(Figure data in JSON)

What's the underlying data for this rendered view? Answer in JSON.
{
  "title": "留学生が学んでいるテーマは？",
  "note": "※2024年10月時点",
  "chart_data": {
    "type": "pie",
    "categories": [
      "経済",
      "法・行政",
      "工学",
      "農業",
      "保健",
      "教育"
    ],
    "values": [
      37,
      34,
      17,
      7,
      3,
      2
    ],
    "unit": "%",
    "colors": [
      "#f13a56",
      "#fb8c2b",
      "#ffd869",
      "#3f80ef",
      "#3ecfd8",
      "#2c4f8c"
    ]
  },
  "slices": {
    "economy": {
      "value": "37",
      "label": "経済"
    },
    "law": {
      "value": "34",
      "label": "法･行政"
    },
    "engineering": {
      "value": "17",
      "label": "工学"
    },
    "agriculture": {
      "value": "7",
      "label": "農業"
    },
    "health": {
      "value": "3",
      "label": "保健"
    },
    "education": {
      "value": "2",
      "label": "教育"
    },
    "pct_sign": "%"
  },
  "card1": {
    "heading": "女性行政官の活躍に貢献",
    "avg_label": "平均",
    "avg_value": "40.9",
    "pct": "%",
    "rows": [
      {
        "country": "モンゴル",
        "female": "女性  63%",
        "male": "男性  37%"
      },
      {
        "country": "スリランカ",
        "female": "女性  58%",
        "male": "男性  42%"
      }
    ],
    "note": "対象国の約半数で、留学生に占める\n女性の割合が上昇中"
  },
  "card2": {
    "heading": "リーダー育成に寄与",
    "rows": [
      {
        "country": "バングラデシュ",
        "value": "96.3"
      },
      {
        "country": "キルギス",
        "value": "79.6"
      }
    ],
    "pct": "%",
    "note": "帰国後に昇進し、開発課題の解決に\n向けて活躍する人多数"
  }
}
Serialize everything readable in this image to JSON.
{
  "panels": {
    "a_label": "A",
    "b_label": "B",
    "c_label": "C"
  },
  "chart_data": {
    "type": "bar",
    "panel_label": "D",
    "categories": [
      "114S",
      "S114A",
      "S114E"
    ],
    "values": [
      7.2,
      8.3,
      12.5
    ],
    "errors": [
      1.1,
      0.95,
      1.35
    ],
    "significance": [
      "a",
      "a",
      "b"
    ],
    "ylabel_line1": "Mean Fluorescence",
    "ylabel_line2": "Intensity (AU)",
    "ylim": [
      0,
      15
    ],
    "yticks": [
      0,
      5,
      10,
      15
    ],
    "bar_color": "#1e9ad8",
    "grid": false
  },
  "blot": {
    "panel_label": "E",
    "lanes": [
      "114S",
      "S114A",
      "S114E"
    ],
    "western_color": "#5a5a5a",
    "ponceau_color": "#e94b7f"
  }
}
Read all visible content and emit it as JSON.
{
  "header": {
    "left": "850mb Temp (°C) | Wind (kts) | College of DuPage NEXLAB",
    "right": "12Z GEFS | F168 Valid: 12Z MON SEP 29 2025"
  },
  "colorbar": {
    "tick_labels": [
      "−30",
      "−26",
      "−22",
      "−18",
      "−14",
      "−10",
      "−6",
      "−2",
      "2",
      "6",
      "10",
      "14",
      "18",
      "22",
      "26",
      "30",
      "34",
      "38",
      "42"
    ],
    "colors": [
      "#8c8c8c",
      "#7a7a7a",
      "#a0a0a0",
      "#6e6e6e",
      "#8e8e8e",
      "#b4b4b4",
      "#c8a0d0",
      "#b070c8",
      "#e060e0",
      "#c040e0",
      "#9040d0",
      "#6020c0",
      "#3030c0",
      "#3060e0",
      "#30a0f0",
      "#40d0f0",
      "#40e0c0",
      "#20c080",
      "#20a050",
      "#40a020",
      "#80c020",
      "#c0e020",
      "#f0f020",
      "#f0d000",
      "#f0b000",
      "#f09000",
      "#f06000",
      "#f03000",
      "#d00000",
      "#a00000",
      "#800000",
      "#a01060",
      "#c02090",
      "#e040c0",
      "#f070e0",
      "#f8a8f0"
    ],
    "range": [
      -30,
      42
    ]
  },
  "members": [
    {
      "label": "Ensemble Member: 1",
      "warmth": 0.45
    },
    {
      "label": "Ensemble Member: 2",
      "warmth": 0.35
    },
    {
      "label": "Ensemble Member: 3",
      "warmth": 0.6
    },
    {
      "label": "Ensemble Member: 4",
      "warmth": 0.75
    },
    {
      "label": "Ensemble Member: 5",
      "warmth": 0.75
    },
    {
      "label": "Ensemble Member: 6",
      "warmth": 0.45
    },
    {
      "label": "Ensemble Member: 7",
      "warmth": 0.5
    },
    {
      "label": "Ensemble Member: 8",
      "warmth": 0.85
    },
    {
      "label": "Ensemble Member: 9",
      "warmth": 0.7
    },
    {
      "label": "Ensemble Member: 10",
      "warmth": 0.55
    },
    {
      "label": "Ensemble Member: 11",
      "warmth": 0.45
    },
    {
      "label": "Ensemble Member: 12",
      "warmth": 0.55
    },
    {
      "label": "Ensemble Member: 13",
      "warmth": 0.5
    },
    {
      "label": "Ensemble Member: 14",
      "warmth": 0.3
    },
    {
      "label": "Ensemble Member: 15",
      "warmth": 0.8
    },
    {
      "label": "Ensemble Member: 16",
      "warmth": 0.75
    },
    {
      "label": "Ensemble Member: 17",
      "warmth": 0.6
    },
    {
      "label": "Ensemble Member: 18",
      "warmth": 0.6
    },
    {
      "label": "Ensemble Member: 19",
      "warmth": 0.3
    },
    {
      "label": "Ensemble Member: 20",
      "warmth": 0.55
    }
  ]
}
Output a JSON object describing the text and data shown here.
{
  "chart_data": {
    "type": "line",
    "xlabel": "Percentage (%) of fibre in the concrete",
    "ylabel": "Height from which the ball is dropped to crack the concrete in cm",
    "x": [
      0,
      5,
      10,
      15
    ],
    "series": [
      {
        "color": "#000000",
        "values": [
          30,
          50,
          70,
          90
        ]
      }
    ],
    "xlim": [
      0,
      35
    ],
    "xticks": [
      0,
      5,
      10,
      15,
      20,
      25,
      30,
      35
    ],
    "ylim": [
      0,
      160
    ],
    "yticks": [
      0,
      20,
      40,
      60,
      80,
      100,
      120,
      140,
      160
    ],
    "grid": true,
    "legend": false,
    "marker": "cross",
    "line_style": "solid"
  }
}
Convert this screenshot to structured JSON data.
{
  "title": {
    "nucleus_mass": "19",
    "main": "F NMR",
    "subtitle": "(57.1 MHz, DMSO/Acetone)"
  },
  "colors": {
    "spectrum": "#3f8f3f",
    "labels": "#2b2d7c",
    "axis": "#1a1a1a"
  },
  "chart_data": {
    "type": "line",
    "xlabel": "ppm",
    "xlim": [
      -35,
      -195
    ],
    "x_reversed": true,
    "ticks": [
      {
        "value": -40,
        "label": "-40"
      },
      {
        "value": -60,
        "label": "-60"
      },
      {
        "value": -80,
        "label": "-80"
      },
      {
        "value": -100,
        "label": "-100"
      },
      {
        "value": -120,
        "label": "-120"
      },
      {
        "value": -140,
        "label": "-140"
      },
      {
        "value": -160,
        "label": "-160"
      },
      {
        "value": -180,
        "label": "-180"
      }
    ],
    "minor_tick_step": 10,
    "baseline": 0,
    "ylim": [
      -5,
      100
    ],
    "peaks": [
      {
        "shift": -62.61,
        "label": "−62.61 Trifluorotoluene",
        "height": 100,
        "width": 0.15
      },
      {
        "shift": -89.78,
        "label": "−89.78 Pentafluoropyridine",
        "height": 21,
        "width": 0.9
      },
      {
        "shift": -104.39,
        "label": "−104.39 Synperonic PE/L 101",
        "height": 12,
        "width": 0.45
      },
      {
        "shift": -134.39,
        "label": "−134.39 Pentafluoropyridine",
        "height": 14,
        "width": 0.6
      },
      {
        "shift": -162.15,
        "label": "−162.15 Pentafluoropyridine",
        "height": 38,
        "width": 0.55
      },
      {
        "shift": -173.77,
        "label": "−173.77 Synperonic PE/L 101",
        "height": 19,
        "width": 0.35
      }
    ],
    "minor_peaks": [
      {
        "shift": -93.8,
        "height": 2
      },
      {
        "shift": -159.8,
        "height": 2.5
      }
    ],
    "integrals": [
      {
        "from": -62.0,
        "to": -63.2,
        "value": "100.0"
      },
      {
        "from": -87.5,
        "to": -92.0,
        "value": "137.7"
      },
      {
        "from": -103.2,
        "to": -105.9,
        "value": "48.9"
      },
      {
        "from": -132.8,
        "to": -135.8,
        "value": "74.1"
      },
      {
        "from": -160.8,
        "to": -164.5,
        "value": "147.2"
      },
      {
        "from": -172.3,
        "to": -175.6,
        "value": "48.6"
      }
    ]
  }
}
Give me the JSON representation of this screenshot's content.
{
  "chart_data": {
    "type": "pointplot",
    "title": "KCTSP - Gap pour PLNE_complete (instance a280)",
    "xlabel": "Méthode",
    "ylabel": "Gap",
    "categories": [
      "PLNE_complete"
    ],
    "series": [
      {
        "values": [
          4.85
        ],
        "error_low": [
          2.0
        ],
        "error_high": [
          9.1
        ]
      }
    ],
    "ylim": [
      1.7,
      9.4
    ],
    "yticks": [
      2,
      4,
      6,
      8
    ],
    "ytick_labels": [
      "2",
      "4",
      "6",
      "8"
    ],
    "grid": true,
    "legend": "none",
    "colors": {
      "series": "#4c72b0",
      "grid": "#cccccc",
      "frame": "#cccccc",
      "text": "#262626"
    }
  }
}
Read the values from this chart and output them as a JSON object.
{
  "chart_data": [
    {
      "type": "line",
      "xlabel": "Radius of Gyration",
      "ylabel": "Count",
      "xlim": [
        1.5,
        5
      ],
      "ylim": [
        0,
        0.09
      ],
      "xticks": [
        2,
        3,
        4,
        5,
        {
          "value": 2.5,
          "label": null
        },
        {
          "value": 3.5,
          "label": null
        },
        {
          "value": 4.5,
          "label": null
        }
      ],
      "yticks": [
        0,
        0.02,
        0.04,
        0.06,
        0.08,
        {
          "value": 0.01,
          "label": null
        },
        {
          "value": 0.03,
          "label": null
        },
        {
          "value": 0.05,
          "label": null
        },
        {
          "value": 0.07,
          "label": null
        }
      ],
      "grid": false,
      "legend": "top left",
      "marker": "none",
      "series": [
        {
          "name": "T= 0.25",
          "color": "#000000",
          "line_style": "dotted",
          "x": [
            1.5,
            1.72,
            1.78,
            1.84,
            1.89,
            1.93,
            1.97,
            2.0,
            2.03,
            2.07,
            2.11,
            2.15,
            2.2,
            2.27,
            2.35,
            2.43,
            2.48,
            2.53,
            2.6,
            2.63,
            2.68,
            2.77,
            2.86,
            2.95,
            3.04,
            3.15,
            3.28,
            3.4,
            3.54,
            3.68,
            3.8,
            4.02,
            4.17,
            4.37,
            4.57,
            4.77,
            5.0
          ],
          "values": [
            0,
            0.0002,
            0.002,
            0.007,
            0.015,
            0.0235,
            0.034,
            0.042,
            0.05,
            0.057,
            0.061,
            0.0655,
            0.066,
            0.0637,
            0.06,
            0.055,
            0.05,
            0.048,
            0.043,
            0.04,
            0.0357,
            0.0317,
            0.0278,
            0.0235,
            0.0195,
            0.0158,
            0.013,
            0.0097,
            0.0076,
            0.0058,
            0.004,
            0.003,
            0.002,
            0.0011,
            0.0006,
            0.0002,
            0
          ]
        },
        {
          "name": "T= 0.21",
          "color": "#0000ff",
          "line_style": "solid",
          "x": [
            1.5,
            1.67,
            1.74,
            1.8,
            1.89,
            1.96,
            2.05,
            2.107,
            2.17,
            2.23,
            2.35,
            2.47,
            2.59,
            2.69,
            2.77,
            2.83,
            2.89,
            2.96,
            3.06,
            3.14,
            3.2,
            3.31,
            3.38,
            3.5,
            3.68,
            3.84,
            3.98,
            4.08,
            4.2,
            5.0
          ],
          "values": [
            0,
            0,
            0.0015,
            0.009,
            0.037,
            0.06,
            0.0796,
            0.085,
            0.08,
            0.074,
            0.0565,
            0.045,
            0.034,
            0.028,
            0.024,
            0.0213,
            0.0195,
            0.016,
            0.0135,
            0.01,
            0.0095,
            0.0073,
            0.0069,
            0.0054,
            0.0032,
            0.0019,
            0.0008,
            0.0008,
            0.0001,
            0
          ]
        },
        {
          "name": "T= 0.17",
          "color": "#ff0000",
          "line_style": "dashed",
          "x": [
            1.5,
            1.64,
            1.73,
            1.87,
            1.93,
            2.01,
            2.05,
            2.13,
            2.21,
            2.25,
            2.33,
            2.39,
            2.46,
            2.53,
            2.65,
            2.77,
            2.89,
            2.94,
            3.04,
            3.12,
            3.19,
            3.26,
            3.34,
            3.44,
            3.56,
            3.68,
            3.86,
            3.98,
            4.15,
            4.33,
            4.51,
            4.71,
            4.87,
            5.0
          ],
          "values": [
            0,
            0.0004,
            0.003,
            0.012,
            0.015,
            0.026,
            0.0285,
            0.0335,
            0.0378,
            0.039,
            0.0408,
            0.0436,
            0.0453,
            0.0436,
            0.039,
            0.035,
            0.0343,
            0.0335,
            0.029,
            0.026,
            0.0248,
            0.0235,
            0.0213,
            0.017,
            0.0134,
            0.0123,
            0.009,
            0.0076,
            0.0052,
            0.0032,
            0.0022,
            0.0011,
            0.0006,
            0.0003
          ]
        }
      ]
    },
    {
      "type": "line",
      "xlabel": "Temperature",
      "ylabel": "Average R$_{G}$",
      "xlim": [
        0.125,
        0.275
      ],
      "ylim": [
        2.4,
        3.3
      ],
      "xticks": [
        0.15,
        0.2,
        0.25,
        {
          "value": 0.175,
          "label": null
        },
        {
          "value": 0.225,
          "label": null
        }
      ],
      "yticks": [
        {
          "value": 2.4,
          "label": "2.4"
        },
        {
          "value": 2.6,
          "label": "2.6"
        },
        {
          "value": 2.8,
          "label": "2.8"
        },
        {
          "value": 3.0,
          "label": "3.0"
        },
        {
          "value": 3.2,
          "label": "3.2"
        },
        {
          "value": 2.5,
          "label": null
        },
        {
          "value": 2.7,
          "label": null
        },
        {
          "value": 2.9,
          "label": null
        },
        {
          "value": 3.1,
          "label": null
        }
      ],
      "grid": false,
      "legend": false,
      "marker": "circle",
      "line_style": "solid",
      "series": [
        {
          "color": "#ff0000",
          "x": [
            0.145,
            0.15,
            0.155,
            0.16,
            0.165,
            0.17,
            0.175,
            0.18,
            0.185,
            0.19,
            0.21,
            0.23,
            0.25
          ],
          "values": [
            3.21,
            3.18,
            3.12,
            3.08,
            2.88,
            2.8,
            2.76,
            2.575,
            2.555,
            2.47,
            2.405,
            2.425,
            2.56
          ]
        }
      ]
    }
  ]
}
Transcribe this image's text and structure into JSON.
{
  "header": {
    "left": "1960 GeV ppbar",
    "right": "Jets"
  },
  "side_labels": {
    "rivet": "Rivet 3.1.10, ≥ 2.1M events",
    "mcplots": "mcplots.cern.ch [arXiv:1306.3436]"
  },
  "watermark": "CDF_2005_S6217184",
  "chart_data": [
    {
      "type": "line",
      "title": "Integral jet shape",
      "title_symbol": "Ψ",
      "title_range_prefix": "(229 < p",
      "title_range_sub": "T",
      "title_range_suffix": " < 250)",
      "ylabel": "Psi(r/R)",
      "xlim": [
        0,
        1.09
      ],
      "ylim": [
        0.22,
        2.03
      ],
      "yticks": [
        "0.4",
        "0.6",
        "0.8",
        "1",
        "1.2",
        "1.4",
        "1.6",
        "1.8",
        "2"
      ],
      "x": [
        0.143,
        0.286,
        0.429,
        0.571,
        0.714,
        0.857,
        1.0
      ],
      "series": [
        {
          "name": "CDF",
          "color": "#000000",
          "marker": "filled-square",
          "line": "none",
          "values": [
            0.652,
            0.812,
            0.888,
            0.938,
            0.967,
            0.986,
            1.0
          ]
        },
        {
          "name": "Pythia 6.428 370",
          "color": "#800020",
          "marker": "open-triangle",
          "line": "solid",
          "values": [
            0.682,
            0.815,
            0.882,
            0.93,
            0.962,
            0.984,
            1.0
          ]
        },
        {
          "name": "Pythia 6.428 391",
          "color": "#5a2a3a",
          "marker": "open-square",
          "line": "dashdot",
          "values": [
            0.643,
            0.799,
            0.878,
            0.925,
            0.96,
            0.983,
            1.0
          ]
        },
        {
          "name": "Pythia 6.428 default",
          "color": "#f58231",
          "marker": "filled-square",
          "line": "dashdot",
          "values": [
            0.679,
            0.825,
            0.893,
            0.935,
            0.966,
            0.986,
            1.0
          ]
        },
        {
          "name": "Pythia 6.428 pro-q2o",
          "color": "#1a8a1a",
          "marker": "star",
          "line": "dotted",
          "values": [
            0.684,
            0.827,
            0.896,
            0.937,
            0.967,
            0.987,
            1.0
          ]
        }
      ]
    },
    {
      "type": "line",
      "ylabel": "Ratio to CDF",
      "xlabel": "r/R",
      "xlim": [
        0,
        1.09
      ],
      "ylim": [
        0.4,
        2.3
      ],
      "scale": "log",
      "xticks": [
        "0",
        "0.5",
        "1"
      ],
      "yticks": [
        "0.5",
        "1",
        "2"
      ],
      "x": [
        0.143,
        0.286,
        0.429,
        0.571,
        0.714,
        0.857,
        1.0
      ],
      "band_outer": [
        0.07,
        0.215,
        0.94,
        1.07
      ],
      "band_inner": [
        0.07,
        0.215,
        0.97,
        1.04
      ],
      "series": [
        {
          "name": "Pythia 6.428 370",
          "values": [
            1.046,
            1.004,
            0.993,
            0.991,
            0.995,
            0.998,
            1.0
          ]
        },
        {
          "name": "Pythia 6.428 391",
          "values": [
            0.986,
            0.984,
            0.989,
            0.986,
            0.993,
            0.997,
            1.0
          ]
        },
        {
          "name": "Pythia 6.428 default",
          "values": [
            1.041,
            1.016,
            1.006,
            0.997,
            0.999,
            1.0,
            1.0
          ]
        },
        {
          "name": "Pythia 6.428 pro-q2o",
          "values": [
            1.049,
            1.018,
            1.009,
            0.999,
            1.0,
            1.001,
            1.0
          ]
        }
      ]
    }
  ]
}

§ **The problem**:
Each line in the data that holds the string "Synperonic" should be found and copied.

§ **The output**:
        "label": "−104.39 Synperonic PE/L 101",
        "label": "−173.77 Synperonic PE/L 101",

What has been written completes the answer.